▸ 作業指示
行の先頭から「color-item-1: مقاومت UV」を含む行までを、両端の行も含め、一字も変えずに抜き出すこと。

+++ 抽出データ +++

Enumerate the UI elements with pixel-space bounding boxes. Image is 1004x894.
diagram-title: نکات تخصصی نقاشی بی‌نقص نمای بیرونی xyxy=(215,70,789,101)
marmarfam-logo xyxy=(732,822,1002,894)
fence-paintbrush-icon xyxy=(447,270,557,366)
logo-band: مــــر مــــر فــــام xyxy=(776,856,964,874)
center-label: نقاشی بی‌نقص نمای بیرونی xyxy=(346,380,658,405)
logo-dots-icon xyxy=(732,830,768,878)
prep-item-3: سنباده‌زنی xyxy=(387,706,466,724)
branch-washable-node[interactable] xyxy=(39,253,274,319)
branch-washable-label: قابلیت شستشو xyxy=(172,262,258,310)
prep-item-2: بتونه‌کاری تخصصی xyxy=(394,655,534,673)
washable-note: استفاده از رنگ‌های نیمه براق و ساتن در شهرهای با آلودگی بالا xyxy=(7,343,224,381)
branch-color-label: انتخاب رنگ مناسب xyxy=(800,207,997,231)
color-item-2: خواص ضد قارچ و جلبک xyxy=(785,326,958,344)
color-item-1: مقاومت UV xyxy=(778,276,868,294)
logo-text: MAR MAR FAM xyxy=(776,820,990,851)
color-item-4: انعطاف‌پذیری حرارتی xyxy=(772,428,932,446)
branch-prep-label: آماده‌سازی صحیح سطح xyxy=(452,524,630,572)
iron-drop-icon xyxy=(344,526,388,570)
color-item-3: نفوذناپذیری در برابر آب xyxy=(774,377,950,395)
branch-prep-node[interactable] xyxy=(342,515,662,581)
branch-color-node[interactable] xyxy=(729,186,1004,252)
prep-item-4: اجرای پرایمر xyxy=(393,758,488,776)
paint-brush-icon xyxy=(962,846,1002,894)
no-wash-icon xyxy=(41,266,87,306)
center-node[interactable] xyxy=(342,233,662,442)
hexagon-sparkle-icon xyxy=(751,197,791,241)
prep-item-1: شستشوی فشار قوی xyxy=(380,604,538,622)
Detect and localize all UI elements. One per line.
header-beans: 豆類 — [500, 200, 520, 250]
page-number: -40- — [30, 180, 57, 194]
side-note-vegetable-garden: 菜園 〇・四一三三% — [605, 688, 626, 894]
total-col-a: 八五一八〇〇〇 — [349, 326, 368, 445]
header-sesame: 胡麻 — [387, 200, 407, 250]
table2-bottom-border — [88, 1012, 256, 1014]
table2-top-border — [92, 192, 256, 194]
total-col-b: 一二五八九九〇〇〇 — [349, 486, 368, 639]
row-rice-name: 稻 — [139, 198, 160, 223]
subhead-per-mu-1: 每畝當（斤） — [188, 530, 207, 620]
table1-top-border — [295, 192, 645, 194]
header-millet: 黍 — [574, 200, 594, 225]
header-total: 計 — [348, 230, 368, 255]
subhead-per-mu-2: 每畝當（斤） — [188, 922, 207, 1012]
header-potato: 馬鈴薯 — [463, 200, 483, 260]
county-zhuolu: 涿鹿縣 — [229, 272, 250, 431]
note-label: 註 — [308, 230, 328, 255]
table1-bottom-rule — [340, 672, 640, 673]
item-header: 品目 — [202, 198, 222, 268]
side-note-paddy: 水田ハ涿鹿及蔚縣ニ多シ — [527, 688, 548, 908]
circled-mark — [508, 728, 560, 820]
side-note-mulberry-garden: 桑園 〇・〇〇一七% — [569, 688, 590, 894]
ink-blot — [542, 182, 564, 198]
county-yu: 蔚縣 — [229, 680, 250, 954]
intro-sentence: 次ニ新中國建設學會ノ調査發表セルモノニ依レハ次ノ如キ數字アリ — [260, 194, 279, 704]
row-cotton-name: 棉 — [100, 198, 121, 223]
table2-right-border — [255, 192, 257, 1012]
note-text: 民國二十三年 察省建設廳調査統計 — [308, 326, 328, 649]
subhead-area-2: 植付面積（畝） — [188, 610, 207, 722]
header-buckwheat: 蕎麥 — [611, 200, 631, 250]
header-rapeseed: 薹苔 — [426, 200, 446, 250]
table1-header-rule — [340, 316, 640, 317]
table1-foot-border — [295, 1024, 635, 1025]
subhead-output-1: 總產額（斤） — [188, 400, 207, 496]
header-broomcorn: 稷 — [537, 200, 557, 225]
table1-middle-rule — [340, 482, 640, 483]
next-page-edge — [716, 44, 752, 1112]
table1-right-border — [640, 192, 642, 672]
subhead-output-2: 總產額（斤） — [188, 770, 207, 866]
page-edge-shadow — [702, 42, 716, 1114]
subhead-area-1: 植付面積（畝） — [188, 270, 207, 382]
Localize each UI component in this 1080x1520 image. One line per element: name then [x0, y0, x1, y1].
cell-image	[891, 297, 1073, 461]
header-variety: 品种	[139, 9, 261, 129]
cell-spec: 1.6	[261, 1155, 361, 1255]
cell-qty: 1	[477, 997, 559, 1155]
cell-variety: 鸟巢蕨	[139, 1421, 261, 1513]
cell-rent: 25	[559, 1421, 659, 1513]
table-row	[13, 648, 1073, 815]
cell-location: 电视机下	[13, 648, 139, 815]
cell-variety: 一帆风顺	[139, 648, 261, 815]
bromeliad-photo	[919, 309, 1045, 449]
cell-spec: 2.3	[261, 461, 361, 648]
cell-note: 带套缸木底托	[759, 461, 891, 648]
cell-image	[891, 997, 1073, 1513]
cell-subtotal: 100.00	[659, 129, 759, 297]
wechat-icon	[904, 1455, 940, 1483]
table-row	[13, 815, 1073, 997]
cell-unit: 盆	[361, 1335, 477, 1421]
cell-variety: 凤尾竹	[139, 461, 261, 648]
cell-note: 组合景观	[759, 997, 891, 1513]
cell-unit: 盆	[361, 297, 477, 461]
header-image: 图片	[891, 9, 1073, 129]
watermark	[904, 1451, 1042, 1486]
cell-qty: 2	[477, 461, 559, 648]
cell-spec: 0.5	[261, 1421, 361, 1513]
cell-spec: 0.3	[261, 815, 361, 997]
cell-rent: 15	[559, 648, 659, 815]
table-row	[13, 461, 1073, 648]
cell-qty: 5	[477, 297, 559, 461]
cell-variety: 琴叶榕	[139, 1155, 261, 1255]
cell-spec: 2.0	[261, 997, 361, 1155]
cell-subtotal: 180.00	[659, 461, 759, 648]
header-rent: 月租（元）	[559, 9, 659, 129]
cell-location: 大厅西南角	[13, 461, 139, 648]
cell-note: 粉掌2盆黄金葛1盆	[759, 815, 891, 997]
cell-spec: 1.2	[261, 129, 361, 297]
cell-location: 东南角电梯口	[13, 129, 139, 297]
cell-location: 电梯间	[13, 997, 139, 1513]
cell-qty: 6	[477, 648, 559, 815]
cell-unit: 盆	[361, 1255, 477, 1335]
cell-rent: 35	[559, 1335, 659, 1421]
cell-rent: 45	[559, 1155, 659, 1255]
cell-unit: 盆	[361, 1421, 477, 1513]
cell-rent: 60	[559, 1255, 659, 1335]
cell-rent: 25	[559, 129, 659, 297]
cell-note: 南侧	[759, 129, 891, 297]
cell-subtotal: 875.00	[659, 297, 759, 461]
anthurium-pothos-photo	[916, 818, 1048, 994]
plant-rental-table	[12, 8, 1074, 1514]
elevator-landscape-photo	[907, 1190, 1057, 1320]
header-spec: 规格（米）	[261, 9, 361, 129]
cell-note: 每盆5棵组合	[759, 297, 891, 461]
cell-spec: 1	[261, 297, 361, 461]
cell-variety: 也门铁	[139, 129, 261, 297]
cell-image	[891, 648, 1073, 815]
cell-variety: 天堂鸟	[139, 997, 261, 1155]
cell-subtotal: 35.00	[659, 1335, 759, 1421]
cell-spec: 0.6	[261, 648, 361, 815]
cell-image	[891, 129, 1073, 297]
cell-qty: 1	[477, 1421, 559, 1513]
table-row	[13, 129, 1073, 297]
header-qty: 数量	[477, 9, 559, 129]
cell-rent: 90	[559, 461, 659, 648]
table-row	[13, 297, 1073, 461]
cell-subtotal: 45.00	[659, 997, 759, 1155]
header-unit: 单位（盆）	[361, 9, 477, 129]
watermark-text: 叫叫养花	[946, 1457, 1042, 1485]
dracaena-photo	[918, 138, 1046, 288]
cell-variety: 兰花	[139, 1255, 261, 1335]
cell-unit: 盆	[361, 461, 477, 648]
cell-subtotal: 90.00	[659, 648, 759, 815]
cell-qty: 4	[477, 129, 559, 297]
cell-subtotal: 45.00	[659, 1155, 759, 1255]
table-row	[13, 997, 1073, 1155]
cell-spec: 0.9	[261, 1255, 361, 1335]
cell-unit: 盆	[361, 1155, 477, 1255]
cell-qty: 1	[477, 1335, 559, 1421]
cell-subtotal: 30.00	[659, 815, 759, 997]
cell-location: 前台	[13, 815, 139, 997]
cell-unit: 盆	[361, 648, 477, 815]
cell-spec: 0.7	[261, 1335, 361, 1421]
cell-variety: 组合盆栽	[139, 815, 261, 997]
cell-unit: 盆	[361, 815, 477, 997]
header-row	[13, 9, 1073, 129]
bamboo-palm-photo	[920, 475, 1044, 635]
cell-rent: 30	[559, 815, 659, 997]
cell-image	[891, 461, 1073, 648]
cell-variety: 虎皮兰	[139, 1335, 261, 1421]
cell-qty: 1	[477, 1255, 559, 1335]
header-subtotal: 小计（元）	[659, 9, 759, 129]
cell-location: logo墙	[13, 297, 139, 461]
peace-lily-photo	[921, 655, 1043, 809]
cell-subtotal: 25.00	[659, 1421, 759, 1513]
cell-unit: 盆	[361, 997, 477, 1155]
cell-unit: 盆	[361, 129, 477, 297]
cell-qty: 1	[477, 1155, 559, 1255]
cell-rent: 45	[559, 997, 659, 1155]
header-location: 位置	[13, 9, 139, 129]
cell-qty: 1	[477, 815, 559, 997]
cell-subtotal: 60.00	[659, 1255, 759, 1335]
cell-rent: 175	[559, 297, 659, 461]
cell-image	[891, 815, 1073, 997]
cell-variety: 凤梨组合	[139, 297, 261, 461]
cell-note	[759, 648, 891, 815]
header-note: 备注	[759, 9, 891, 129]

+++

▸ 作業結果
Enumerate the UI elements with pixel-space bounding boxes. Image is 1004x894.
diagram-title: نکات تخصصی نقاشی بی‌نقص نمای بیرونی xyxy=(215,70,789,101)
marmarfam-logo xyxy=(732,822,1002,894)
fence-paintbrush-icon xyxy=(447,270,557,366)
logo-band: مــــر مــــر فــــام xyxy=(776,856,964,874)
center-label: نقاشی بی‌نقص نمای بیرونی xyxy=(346,380,658,405)
logo-dots-icon xyxy=(732,830,768,878)
prep-item-3: سنباده‌زنی xyxy=(387,706,466,724)
branch-washable-node[interactable] xyxy=(39,253,274,319)
branch-washable-label: قابلیت شستشو xyxy=(172,262,258,310)
prep-item-2: بتونه‌کاری تخصصی xyxy=(394,655,534,673)
washable-note: استفاده از رنگ‌های نیمه براق و ساتن در شهرهای با آلودگی بالا xyxy=(7,343,224,381)
branch-color-label: انتخاب رنگ مناسب xyxy=(800,207,997,231)
color-item-2: خواص ضد قارچ و جلبک xyxy=(785,326,958,344)
color-item-1: مقاومت UV xyxy=(778,276,868,294)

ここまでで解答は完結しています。